**Excerpted records**
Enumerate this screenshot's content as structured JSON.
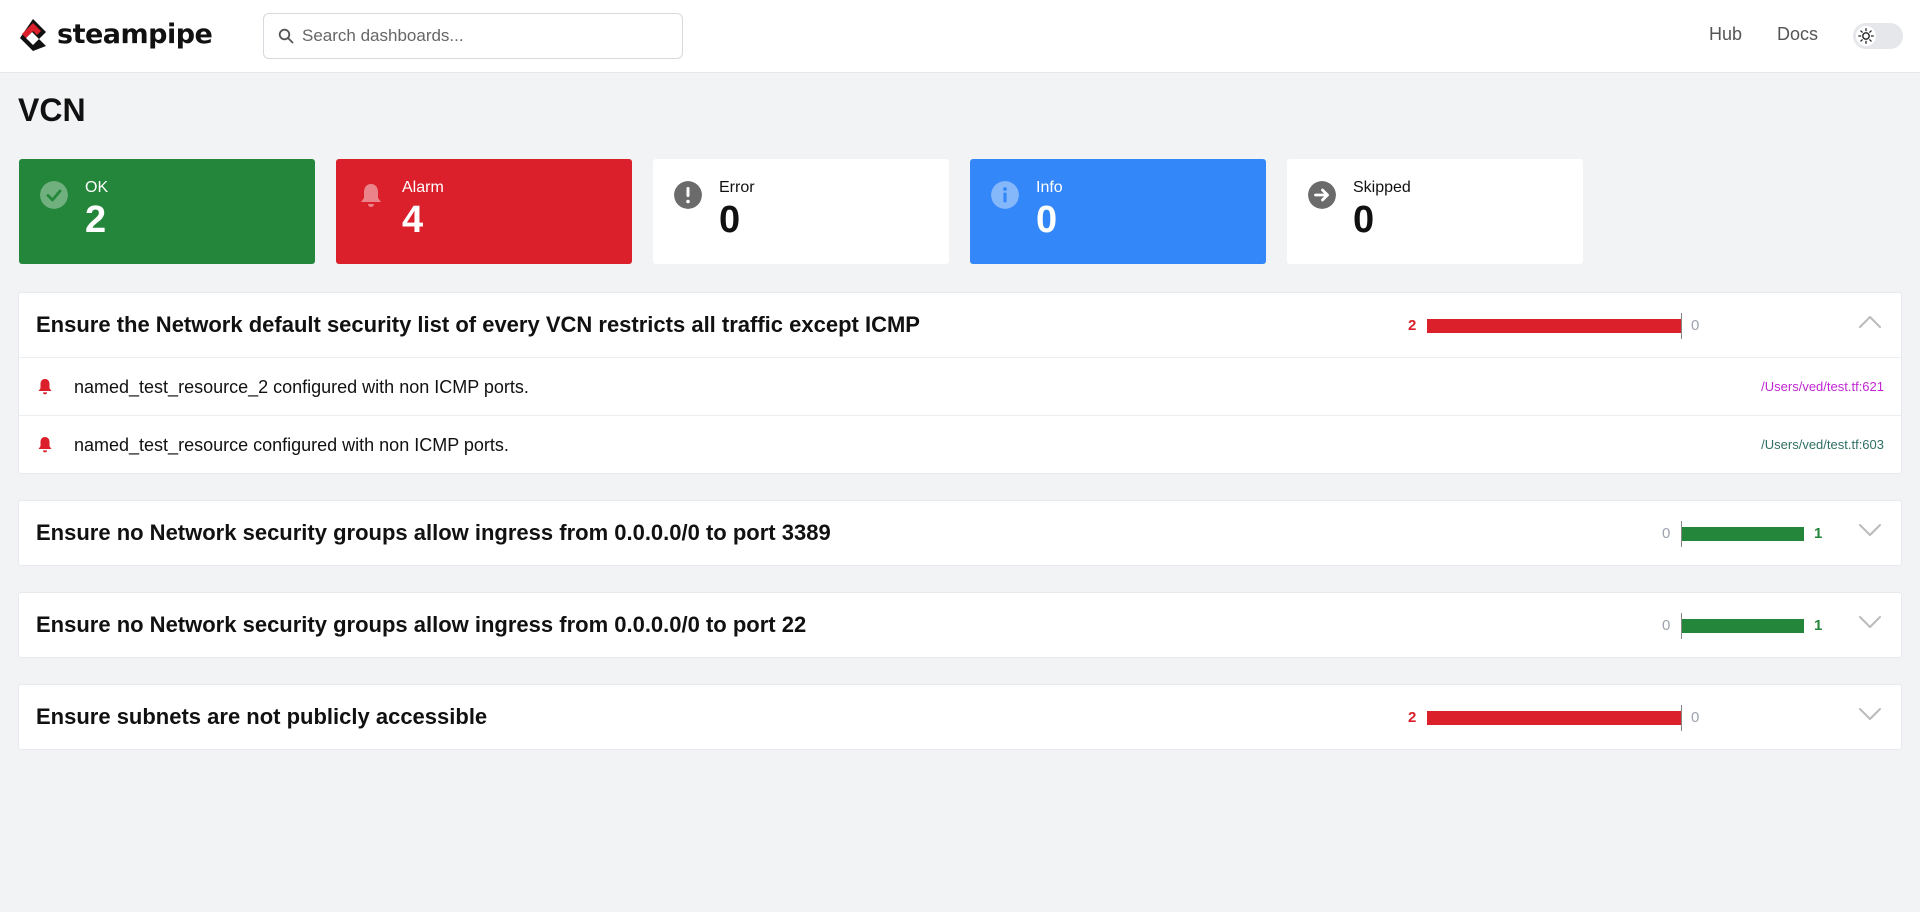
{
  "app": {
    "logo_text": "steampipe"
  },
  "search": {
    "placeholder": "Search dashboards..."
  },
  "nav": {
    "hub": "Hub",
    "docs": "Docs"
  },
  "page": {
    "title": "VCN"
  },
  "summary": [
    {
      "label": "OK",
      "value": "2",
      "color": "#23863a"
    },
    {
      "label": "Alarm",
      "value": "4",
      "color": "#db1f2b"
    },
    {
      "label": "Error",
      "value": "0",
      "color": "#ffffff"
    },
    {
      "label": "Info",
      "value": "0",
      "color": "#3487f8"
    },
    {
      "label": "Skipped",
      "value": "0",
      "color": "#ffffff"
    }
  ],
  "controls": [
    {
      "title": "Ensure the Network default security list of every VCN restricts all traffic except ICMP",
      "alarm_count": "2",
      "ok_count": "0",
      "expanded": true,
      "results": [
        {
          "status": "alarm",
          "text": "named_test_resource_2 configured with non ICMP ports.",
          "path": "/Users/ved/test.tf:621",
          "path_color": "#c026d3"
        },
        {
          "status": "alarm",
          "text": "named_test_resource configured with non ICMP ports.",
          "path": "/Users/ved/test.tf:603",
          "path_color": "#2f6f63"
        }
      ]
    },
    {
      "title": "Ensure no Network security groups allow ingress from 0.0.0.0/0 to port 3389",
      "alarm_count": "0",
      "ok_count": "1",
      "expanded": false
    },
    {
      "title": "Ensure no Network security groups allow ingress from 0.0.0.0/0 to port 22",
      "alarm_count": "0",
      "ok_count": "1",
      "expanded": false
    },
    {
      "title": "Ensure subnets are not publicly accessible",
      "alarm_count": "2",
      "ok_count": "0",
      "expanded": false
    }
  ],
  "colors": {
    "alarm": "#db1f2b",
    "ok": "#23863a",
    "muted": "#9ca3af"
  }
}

**Exercise description**
Every line of the material is to be quoted exactly, with no pictures carried over.

**Finished task**
Enumerate this screenshot's content as structured JSON.
{
  "app": {
    "logo_text": "steampipe"
  },
  "search": {
    "placeholder": "Search dashboards..."
  },
  "nav": {
    "hub": "Hub",
    "docs": "Docs"
  },
  "page": {
    "title": "VCN"
  },
  "summary": [
    {
      "label": "OK",
      "value": "2",
      "color": "#23863a"
    },
    {
      "label": "Alarm",
      "value": "4",
      "color": "#db1f2b"
    },
    {
      "label": "Error",
      "value": "0",
      "color": "#ffffff"
    },
    {
      "label": "Info",
      "value": "0",
      "color": "#3487f8"
    },
    {
      "label": "Skipped",
      "value": "0",
      "color": "#ffffff"
    }
  ],
  "controls": [
    {
      "title": "Ensure the Network default security list of every VCN restricts all traffic except ICMP",
      "alarm_count": "2",
      "ok_count": "0",
      "expanded": true,
      "results": [
        {
          "status": "alarm",
          "text": "named_test_resource_2 configured with non ICMP ports.",
          "path": "/Users/ved/test.tf:621",
          "path_color": "#c026d3"
        },
        {
          "status": "alarm",
          "text": "named_test_resource configured with non ICMP ports.",
          "path": "/Users/ved/test.tf:603",
          "path_color": "#2f6f63"
        }
      ]
    },
    {
      "title": "Ensure no Network security groups allow ingress from 0.0.0.0/0 to port 3389",
      "alarm_count": "0",
      "ok_count": "1",
      "expanded": false
    },
    {
      "title": "Ensure no Network security groups allow ingress from 0.0.0.0/0 to port 22",
      "alarm_count": "0",
      "ok_count": "1",
      "expanded": false
    },
    {
      "title": "Ensure subnets are not publicly accessible",
      "alarm_count": "2",
      "ok_count": "0",
      "expanded": false
    }
  ],
  "colors": {
    "alarm": "#db1f2b",
    "ok": "#23863a",
    "muted": "#9ca3af"
  }
}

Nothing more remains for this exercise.